Prompt. Images embedded in the records are excluded; print everything else exactly as given.

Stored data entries
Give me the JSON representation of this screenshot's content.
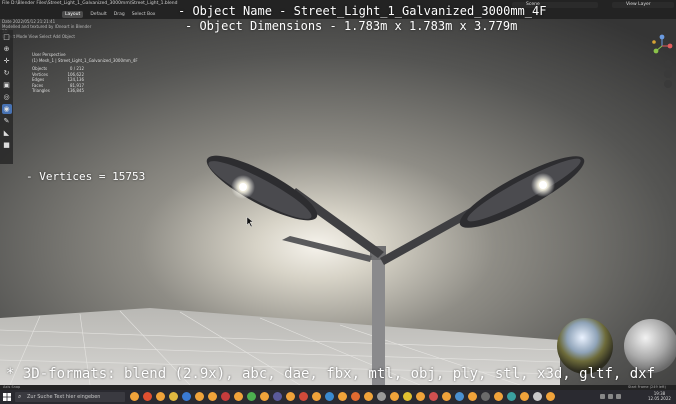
{
  "window": {
    "title_line1": "File D:\\Blender Files\\Street_Light_1_Galvanized_3000mm\\Street_Light_1.blend",
    "title_line2": "Date 2022/05/12 21:21:41"
  },
  "menu": {
    "items": [
      "File",
      "Edit",
      "Render",
      "Window",
      "Help"
    ],
    "workspace_tabs": [
      "Layout",
      "Default",
      "Drag",
      "Select Box"
    ],
    "active_tab": "Layout",
    "scene_label": "Scene",
    "view_layer_label": "View Layer"
  },
  "info_panel": {
    "line1": "Modelled and textured by lOneart in Blender 3D",
    "line2": "Object Mode  View  Select  Add  Object"
  },
  "stats": {
    "header": "User Perspective",
    "collection": "(1) Mesh_1 | Street_Light_1_Galvanized_3000mm_4F",
    "rows": [
      {
        "label": "Objects",
        "value": "0 / 212"
      },
      {
        "label": "Vertices",
        "value": "106,622"
      },
      {
        "label": "Edges",
        "value": "124,136"
      },
      {
        "label": "Faces",
        "value": "81,917"
      },
      {
        "label": "Triangles",
        "value": "136,845"
      }
    ]
  },
  "overlay": {
    "object_name": "- Object Name - Street_Light_1_Galvanized_3000mm_4F",
    "object_dimensions": "- Object Dimensions -  1.783m x 1.783m x 3.779m",
    "vertices": "- Vertices = 15753",
    "formats": "* 3D-formats: blend (2.9x), abc, dae, fbx, mtl, obj, ply, stl, x3d, gltf, dxf"
  },
  "statusbar": {
    "left": "Axis Snap",
    "right": "Start Frame (249 left)"
  },
  "taskbar": {
    "search_placeholder": "Zur Suche Text hier eingeben",
    "time": "19:38",
    "date": "12.05.2022"
  },
  "colors": {
    "accent": "#4772b3",
    "sky_center": "#f4f1ea",
    "sky_edge": "#3a3a3a"
  }
}
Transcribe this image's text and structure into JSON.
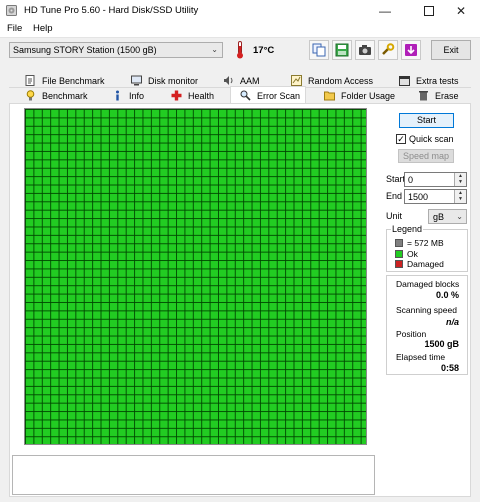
{
  "window": {
    "title": "HD Tune Pro 5.60 - Hard Disk/SSD Utility"
  },
  "menu": {
    "file": "File",
    "help": "Help"
  },
  "toolbar": {
    "drive": "Samsung STORY Station (1500 gB)",
    "temperature": "17°C",
    "exit_label": "Exit",
    "icons": [
      "copy-icon",
      "save-icon",
      "camera-icon",
      "options-icon",
      "download-icon"
    ]
  },
  "tabs": {
    "row1": [
      "File Benchmark",
      "Disk monitor",
      "AAM",
      "Random Access",
      "Extra tests"
    ],
    "row2": [
      "Benchmark",
      "Info",
      "Health",
      "Error Scan",
      "Folder Usage",
      "Erase"
    ],
    "active": "Error Scan"
  },
  "controls": {
    "start_button": "Start",
    "quick_scan_label": "Quick scan",
    "quick_scan_checked": true,
    "speed_map_button": "Speed map",
    "start_label": "Start",
    "start_value": "0",
    "end_label": "End",
    "end_value": "1500",
    "unit_label": "Unit",
    "unit_value": "gB"
  },
  "legend": {
    "title": "Legend",
    "items": [
      {
        "label": "= 572 MB",
        "color": "#808080"
      },
      {
        "label": "Ok",
        "color": "#22cc22"
      },
      {
        "label": "Damaged",
        "color": "#cc2222"
      }
    ]
  },
  "stats": {
    "damaged_blocks_label": "Damaged blocks",
    "damaged_blocks_value": "0.0 %",
    "scanning_speed_label": "Scanning speed",
    "scanning_speed_value": "n/a",
    "position_label": "Position",
    "position_value": "1500 gB",
    "elapsed_label": "Elapsed time",
    "elapsed_value": "0:58"
  },
  "colors": {
    "ok_block": "#22cc22",
    "grid_line": "#004600",
    "accent": "#0078d7"
  }
}
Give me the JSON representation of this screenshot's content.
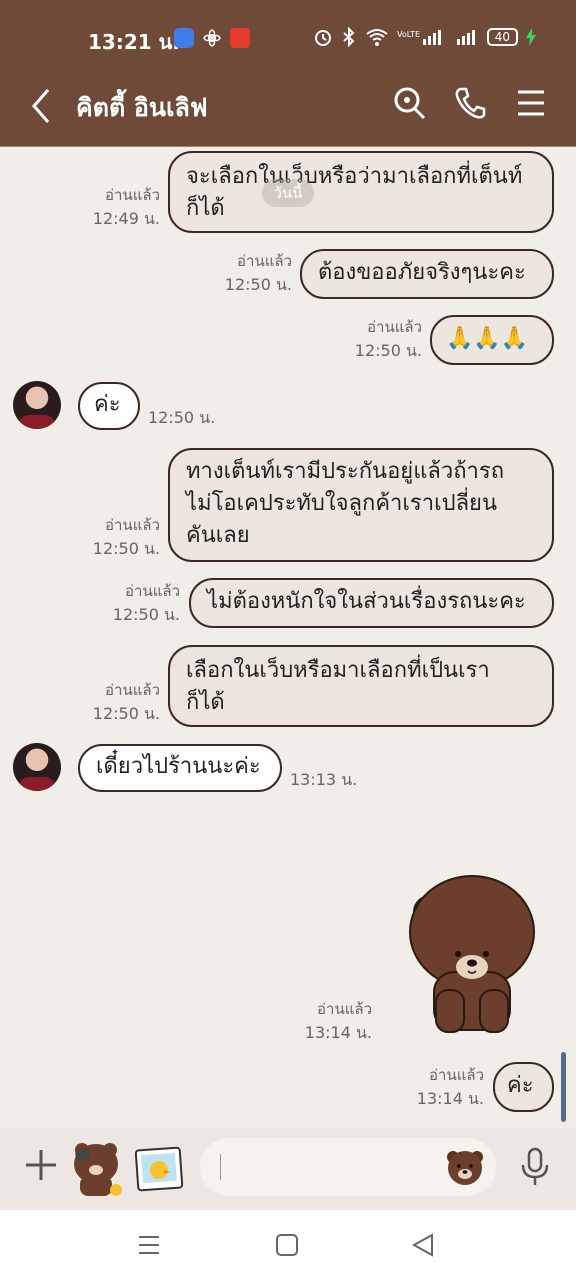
{
  "status_bar": {
    "time": "13:21 น.",
    "battery": "40"
  },
  "header": {
    "title": "คิตตี้ อินเลิฟ"
  },
  "chat": {
    "date_chip": "วันนี้",
    "messages": [
      {
        "text": "จะเลือกในเว็บหรือว่ามาเลือกที่เต็นท์\nก็ได้",
        "status": "อ่านแล้ว",
        "time": "12:49 น."
      },
      {
        "text": "ต้องขออภัยจริงๆนะคะ",
        "status": "อ่านแล้ว",
        "time": "12:50 น."
      },
      {
        "text": "🙏🙏🙏",
        "status": "อ่านแล้ว",
        "time": "12:50 น."
      },
      {
        "text": "ค่ะ",
        "time": "12:50 น."
      },
      {
        "text": "ทางเต็นท์เรามีประกันอยู่แล้วถ้ารถ\nไม่โอเคประทับใจลูกค้าเราเปลี่ยน\nคันเลย",
        "status": "อ่านแล้ว",
        "time": "12:50 น."
      },
      {
        "text": "ไม่ต้องหนักใจในส่วนเรื่องรถนะคะ",
        "status": "อ่านแล้ว",
        "time": "12:50 น."
      },
      {
        "text": "เลือกในเว็บหรือมาเลือกที่เป็นเรา\nก็ได้",
        "status": "อ่านแล้ว",
        "time": "12:50 น."
      },
      {
        "text": "เดี๋ยวไปร้านนะค่ะ",
        "time": "13:13 น."
      },
      {
        "sticker": "brown-bear-sticker",
        "status": "อ่านแล้ว",
        "time": "13:14 น."
      },
      {
        "text": "ค่ะ",
        "status": "อ่านแล้ว",
        "time": "13:14 น."
      }
    ]
  },
  "input": {
    "placeholder": ""
  },
  "colors": {
    "header_bg": "#6f4a38",
    "chat_bg": "#f1ede8",
    "bubble_out": "#ece6df",
    "bubble_border": "#3a2a22"
  }
}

Full response.
Give me the JSON representation of this screenshot's content.
{
  "window": {
    "title_line1": "File D:\\Blender Files\\Street_Light_1_Galvanized_3000mm\\Street_Light_1.blend",
    "title_line2": "Date 2022/05/12 21:21:41"
  },
  "menu": {
    "items": [
      "File",
      "Edit",
      "Render",
      "Window",
      "Help"
    ],
    "workspace_tabs": [
      "Layout",
      "Default",
      "Drag",
      "Select Box"
    ],
    "active_tab": "Layout",
    "scene_label": "Scene",
    "view_layer_label": "View Layer"
  },
  "info_panel": {
    "line1": "Modelled and textured by lOneart in Blender 3D",
    "line2": "Object Mode  View  Select  Add  Object"
  },
  "stats": {
    "header": "User Perspective",
    "collection": "(1) Mesh_1 | Street_Light_1_Galvanized_3000mm_4F",
    "rows": [
      {
        "label": "Objects",
        "value": "0 / 212"
      },
      {
        "label": "Vertices",
        "value": "106,622"
      },
      {
        "label": "Edges",
        "value": "124,136"
      },
      {
        "label": "Faces",
        "value": "81,917"
      },
      {
        "label": "Triangles",
        "value": "136,845"
      }
    ]
  },
  "overlay": {
    "object_name": "- Object Name - Street_Light_1_Galvanized_3000mm_4F",
    "object_dimensions": "- Object Dimensions -  1.783m x 1.783m x 3.779m",
    "vertices": "- Vertices = 15753",
    "formats": "* 3D-formats: blend (2.9x), abc, dae, fbx, mtl, obj, ply, stl, x3d, gltf, dxf"
  },
  "statusbar": {
    "left": "Axis Snap",
    "right": "Start Frame (249 left)"
  },
  "taskbar": {
    "search_placeholder": "Zur Suche Text hier eingeben",
    "time": "19:38",
    "date": "12.05.2022"
  },
  "colors": {
    "accent": "#4772b3",
    "sky_center": "#f4f1ea",
    "sky_edge": "#3a3a3a"
  }
}
Transcribe this image's text and structure into JSON.
{
  "window": {
    "title": "HD Tune Pro 5.60 - Hard Disk/SSD Utility"
  },
  "menu": {
    "file": "File",
    "help": "Help"
  },
  "toolbar": {
    "drive": "Samsung STORY Station (1500 gB)",
    "temperature": "17°C",
    "exit_label": "Exit",
    "icons": [
      "copy-icon",
      "save-icon",
      "camera-icon",
      "options-icon",
      "download-icon"
    ]
  },
  "tabs": {
    "row1": [
      "File Benchmark",
      "Disk monitor",
      "AAM",
      "Random Access",
      "Extra tests"
    ],
    "row2": [
      "Benchmark",
      "Info",
      "Health",
      "Error Scan",
      "Folder Usage",
      "Erase"
    ],
    "active": "Error Scan"
  },
  "controls": {
    "start_button": "Start",
    "quick_scan_label": "Quick scan",
    "quick_scan_checked": true,
    "speed_map_button": "Speed map",
    "start_label": "Start",
    "start_value": "0",
    "end_label": "End",
    "end_value": "1500",
    "unit_label": "Unit",
    "unit_value": "gB"
  },
  "legend": {
    "title": "Legend",
    "items": [
      {
        "label": "= 572 MB",
        "color": "#808080"
      },
      {
        "label": "Ok",
        "color": "#22cc22"
      },
      {
        "label": "Damaged",
        "color": "#cc2222"
      }
    ]
  },
  "stats": {
    "damaged_blocks_label": "Damaged blocks",
    "damaged_blocks_value": "0.0 %",
    "scanning_speed_label": "Scanning speed",
    "scanning_speed_value": "n/a",
    "position_label": "Position",
    "position_value": "1500 gB",
    "elapsed_label": "Elapsed time",
    "elapsed_value": "0:58"
  },
  "colors": {
    "ok_block": "#22cc22",
    "grid_line": "#004600",
    "accent": "#0078d7"
  }
}
Give me the JSON representation of this screenshot's content.
{
  "status_bar": {
    "time": "13:21 น.",
    "battery": "40"
  },
  "header": {
    "title": "คิตตี้ อินเลิฟ"
  },
  "chat": {
    "date_chip": "วันนี้",
    "messages": [
      {
        "text": "จะเลือกในเว็บหรือว่ามาเลือกที่เต็นท์\nก็ได้",
        "status": "อ่านแล้ว",
        "time": "12:49 น."
      },
      {
        "text": "ต้องขออภัยจริงๆนะคะ",
        "status": "อ่านแล้ว",
        "time": "12:50 น."
      },
      {
        "text": "🙏🙏🙏",
        "status": "อ่านแล้ว",
        "time": "12:50 น."
      },
      {
        "text": "ค่ะ",
        "time": "12:50 น."
      },
      {
        "text": "ทางเต็นท์เรามีประกันอยู่แล้วถ้ารถ\nไม่โอเคประทับใจลูกค้าเราเปลี่ยน\nคันเลย",
        "status": "อ่านแล้ว",
        "time": "12:50 น."
      },
      {
        "text": "ไม่ต้องหนักใจในส่วนเรื่องรถนะคะ",
        "status": "อ่านแล้ว",
        "time": "12:50 น."
      },
      {
        "text": "เลือกในเว็บหรือมาเลือกที่เป็นเรา\nก็ได้",
        "status": "อ่านแล้ว",
        "time": "12:50 น."
      },
      {
        "text": "เดี๋ยวไปร้านนะค่ะ",
        "time": "13:13 น."
      },
      {
        "sticker": "brown-bear-sticker",
        "status": "อ่านแล้ว",
        "time": "13:14 น."
      },
      {
        "text": "ค่ะ",
        "status": "อ่านแล้ว",
        "time": "13:14 น."
      }
    ]
  },
  "input": {
    "placeholder": ""
  },
  "colors": {
    "header_bg": "#6f4a38",
    "chat_bg": "#f1ede8",
    "bubble_out": "#ece6df",
    "bubble_border": "#3a2a22"
  }
}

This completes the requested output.